LE FIGARO. – Quel est le bilan du
pôle crimes contre l’humanité ?

Aurélie BELLIOT. - Quelque
80 enquêtes préliminaires et
80 informations judiciaires sont
en cours. Avec, au parquet, cinq,
bientôt six, magistrats ainsi que
trois assistants spécialisés. Le pôle
spécialisé de l’instruction compte
quatre magistrats instructeurs et
trois assistants spécialisés. En dix
ans, le nombre de dossiers a fortement
augmenté, avec une grande
diversification géographique. Une
trentaine de pays sont concernés,
dont le Rwanda, à l’origine historique
du pôle, l’Ukraine, la Libye,
la République démocratique du
Congo, la Côte d’Ivoire, le Sri
Lanka ou le Libéria. Et une quarantaine
de dossiers pour la seule
zone syro-irakienne.

Jean-François RICARD. - C’est un
immense changement. Il y a dix
ans, on parlait d’une section du
parquet de Paris avec un magistrat.
Il s’agit de dossiers lourds et
complexes. À la différence du terrorisme,
où dominent les éléments
techniques, les preuves
reposent souvent sur des témoignages
qui doivent être fiables,
précis et compréhensibles devant
une cour d’assises de droit commun,
avec des jurés.
On peut alors déplorer les effectifs
très insuffisants de l’Office central
de lutte contre les crimes de
l’humanité et les crimes de haine.
Sur une quarantaine de policiers
et gendarmes, une quinzaine sont
affectés aux crimes de guerre et
contre l’humanité. Or, les crimes
perpétrés en Ukraine nous occuperont
pendant des années…

Sur l’Ukraine, la France a opté
pour des investigations ciblées,
et pas, comme l’Allemagne,
pour une enquête « structurelle »
plus large. Pourquoi ?

J.-F. R. - Nous avons déjà ouvert
des enquêtes structurelles en lien
avec des crimes internationaux
commis en Syrie et en Irak. Nous
veillons à ce que ces enquêtes
aient, dans un souci d’efficacité et
de cohérence des procédures, un
périmètre défini. Pour l’Ukraine,
à ces mêmes fins, nous avons fait
le choix d’ouvrir des enquêtes dès
que nous pouvions retenir notre
compétence. Il y a trois cas de saisine
: si la victime est française, et
cinq enquêtes ont déjà été ouvertes
pour des faits commis à Horenka,
Marioupol, Hostomel,
Tchernihiv ainsi que Borodyanka
; si l’auteur des faits est français
; ou s’il est étranger, a commis
des crimes sur des étrangers
mais réside habituellement en
France.
En lien avec l’Office central, le
ministère de l’Intérieur, la direction
des affaires criminelles et des
grâces du ministère de la Justice
et le Quai d’Orsay, le Pnat a par
ailleurs participé au lancement
d’une nouvelle procédure, inspirée
d’un modèle norvégien, pour
recenser des éléments de preuve
(témoignages oraux, photos, vidéos…)

Travail à faire:
- 1) Pouvez-vous mettre en forme de tableau Markdown, avec les colonnes « N° » et « Ligne du listing », les lignes du listing qui vont de celle contenant "value-label: 7% [384, 53, 398, 71]" jusqu'à celle contenant "value-label: 90% [73, 214, 87, 238]", ces deux-là comprises et sans les lignes vides ?
- 2) Pourriez-vous poursuivre l'entretien sur le pôle crimes contre l'humanité à partir de l'endroit où il s'arrête ?
L'entretien et le listing n'ont aucun rapport entre eux.

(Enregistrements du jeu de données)
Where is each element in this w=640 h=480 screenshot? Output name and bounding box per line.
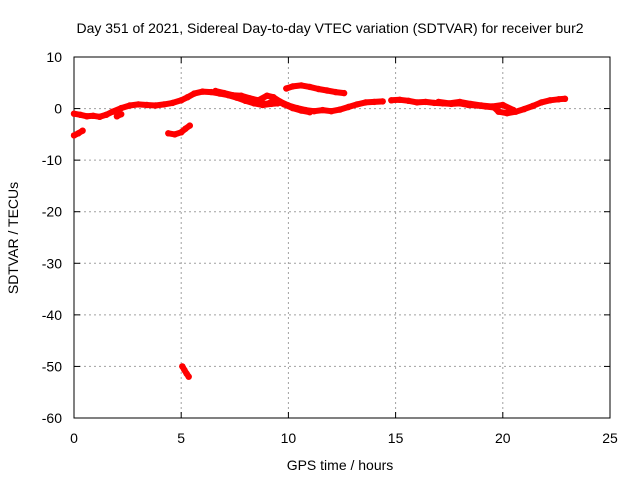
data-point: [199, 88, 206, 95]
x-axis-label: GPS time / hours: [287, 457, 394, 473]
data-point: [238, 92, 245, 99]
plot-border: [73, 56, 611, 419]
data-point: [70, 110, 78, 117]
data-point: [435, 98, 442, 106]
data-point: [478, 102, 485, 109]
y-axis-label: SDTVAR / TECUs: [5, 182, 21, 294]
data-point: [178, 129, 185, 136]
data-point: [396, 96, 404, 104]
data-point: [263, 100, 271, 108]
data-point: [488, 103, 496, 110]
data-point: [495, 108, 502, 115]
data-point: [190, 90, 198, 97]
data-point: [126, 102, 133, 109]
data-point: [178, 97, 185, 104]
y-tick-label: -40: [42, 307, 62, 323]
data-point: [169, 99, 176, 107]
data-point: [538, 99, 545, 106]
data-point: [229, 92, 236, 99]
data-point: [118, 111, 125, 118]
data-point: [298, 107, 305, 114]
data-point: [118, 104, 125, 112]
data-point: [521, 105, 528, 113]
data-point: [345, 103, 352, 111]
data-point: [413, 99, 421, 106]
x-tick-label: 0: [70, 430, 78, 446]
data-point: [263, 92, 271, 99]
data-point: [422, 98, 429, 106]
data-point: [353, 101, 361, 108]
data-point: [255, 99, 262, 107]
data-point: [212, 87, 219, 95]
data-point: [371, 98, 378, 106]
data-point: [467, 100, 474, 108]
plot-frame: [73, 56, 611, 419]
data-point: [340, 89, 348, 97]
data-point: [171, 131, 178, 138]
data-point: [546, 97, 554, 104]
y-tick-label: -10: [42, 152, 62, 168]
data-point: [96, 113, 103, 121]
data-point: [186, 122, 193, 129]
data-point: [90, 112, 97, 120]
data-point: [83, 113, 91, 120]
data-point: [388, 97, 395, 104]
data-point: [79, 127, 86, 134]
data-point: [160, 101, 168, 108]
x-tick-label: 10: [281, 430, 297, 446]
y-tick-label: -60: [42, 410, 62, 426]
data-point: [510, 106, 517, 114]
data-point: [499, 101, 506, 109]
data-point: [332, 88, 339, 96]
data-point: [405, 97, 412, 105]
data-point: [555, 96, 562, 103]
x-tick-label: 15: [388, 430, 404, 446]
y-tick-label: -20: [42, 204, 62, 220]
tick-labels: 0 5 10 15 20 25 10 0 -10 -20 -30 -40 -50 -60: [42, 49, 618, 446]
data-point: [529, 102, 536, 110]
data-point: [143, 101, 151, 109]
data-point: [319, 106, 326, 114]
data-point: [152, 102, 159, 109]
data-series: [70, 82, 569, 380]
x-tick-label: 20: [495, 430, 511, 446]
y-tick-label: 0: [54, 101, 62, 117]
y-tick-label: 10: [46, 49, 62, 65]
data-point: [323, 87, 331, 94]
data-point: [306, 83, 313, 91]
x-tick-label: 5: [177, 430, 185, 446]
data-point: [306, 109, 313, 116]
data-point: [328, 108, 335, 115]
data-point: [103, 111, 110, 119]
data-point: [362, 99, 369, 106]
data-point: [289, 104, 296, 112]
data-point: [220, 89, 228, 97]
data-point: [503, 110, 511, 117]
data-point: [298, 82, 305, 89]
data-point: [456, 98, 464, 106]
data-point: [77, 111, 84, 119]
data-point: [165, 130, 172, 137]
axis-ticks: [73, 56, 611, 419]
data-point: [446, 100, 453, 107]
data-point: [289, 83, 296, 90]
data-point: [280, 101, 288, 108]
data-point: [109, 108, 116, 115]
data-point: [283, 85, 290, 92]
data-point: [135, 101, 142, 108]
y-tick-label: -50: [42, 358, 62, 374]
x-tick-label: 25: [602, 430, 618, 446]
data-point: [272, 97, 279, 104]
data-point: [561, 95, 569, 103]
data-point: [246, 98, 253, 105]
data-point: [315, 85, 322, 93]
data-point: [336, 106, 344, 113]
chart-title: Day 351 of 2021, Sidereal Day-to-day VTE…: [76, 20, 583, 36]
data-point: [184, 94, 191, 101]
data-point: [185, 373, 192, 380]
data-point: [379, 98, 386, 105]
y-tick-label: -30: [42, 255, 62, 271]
==
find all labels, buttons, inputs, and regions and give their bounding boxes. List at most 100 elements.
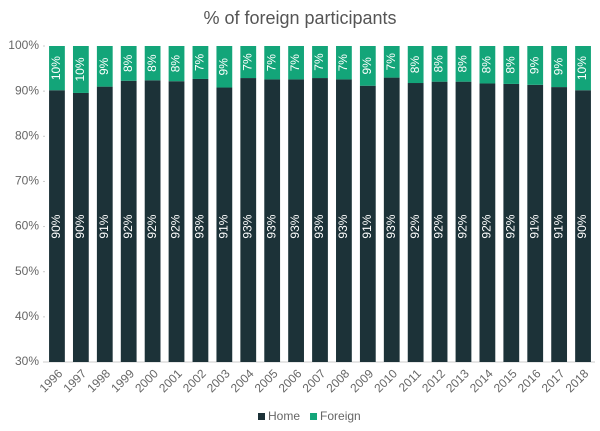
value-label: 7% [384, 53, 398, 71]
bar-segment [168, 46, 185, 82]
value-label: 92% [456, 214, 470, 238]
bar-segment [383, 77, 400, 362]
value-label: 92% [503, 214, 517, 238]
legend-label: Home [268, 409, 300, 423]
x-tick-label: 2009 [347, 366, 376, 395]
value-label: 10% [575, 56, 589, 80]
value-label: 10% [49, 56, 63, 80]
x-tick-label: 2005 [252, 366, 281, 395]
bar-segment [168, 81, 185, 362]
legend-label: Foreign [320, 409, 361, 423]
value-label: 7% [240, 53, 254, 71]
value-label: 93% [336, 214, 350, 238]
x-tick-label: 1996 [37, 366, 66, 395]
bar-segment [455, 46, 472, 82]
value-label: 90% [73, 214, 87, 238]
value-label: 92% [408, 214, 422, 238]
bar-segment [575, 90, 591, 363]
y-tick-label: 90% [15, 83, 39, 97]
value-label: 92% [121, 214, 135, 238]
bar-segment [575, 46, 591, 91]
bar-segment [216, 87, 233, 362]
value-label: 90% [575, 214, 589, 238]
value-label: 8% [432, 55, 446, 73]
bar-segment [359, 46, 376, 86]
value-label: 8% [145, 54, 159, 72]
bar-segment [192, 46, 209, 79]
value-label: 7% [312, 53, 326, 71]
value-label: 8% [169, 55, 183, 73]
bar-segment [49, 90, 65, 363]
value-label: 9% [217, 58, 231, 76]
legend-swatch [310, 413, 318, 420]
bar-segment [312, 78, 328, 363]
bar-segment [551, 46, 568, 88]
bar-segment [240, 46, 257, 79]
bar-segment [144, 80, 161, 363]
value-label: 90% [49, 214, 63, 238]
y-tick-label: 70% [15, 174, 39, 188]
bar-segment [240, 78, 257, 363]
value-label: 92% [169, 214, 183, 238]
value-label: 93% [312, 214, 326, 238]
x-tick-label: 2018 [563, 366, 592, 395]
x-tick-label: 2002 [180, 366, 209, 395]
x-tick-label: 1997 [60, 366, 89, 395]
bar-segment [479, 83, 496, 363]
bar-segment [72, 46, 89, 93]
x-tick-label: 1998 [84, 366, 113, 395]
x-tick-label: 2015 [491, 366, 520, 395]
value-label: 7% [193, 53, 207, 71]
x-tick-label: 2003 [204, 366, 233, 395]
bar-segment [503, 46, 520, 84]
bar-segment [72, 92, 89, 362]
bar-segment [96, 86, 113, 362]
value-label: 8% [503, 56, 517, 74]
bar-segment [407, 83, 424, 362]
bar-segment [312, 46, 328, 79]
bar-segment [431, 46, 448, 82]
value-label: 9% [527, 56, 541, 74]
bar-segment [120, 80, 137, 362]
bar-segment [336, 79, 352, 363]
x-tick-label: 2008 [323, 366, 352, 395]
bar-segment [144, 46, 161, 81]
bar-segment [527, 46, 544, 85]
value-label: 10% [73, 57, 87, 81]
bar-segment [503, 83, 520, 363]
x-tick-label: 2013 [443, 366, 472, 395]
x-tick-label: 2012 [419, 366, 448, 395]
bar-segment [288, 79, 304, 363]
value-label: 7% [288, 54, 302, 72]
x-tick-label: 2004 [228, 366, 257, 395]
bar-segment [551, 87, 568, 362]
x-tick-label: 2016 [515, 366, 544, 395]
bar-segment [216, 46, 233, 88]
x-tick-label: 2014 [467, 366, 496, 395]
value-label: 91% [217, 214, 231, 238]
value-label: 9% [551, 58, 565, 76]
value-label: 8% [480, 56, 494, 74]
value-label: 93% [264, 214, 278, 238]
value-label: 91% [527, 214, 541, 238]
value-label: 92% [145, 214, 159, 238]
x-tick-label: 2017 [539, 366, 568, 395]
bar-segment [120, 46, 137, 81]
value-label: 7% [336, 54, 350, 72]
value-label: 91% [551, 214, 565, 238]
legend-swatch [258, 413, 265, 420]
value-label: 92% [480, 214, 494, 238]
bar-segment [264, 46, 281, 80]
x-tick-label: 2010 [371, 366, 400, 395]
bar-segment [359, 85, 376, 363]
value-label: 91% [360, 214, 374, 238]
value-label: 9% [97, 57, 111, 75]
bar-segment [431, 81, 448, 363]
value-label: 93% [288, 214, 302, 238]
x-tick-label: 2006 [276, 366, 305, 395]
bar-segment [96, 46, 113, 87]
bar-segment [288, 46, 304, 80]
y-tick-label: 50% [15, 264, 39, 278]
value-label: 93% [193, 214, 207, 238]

Résultats finaux:
- 1)
| N° | Ligne du listing |
|---|---|
| 1 | value-label: 7% [384, 53, 398, 71] |
| 2 | bar-segment [168, 46, 185, 82] |
| 3 | value-label: 92% [456, 214, 470, 238] |
| 4 | bar-segment [383, 77, 400, 362] |
| 5 | value-label: 92% [503, 214, 517, 238] |
| 6 | legend-label: Home [268, 409, 300, 423] |
| 7 | x-tick-label: 2009 [347, 366, 376, 395] |
| 8 | value-label: 10% [575, 56, 589, 80] |
| 9 | value-label: 10% [49, 56, 63, 80] |
| 10 | x-tick-label: 2005 [252, 366, 281, 395] |
| 11 | bar-segment [168, 81, 185, 362] |
| 12 | legend-label: Foreign [320, 409, 361, 423] |
| 13 | value-label: 7% [240, 53, 254, 71] |
| 14 | value-label: 93% [336, 214, 350, 238] |
| 15 | x-tick-label: 1996 [37, 366, 66, 395] |
| 16 | bar-segment [455, 46, 472, 82] |
| 17 | value-label: 90% [73, 214, 87, 238] |

- 2)
que peuvent posséder des
personnes arrivant en France. Le
livret d’accueil des réfugiés mentionne
un site détaillant cette
procédure en différentes langues.
Les éléments recueillis pourront
alimenter les procédures judiciaires
françaises et étrangères,
y compris celles de la Cour pénale
internationale. Le 27 avril, la direction
des affaires criminelles et
des grâces a informé les procureurs
de ce dispositif. C’est une
procédure novatrice qui pourra
être utilisée sur d’autres dossiers
que l’Ukraine.

Ce lundi s’ouvre le procès
d’un responsable rwandais accusé
de génocide…

A. B. - Ce procès intervient au début
d’une phase particulièrement
soutenue de jugement. En 2021,
par la volonté du Pnat, soutenu
par le procureur général et le premier
président de la cour d’appel
de Paris, une filière spécifique
crimes internationaux a été créée
pour permettre le jugement de
nos dossiers. Avec au moins deux
procès d’assises par an, très
lourds en termes de logistique et
de temps d’audience. Un premier
procès a vu la condamnation en
décembre d’un ancien chauffeur,
ressortissant franco-rwandais, à
14 ans de réclusion criminelle
pour complicité de génocide et de
crimes contre l’humanité.
Le procès qui s’ouvre est aussi
important, car l’accusé, un préfet
dont le dossier a été transféré par
le Tribunal pénal international
pour le Rwanda, était un haut
responsable pendant le génocide
des Tutsis de 1994.

J.-F. R. - Notre volonté est très
claire : il faut se donner les
moyens de juger ces crimes. On y
est arrivés, non sans mal, avec la
création aux assises de cette filière
crimes internationaux aux côtés
des filières de droit commun
et terroriste. Les deux premiers
procès concernent le dossier
rwandais. À l’automne, un dossier
libérien sera jugé et, au premier
semestre 2023, de nouveau
un dossier rwandais. C’est un engagement
majeur et un énorme
investissement, alors même
qu’on est passés, en matière de
procès terroristes islamistes, de
dix procès aux assises entre 1994
et la création du Pnat, en 2019, à
53 procès depuis 2019…

Se dirige-t-on vers des poursuites
unifiées ou combinées
dans des affaires mêlant crimes
terroristes et crimes
contre l’humanité de Daech ?

J.-F. R. - C’est une question
d’une extrême difficulté en termes
stratégiques et juridiques, et
nous avons avancé de manière
pragmatique. Il y a d’abord eu
l’enquête préliminaire « structurelle
», ouverte en 2016 par le
pôle crimes contre l’humanité et
portant sur des crimes contre
l’humanité, génocide et crimes
de guerre commis au préjudice
des minorités ethniques et religieuses,
dont la minorité yazidie.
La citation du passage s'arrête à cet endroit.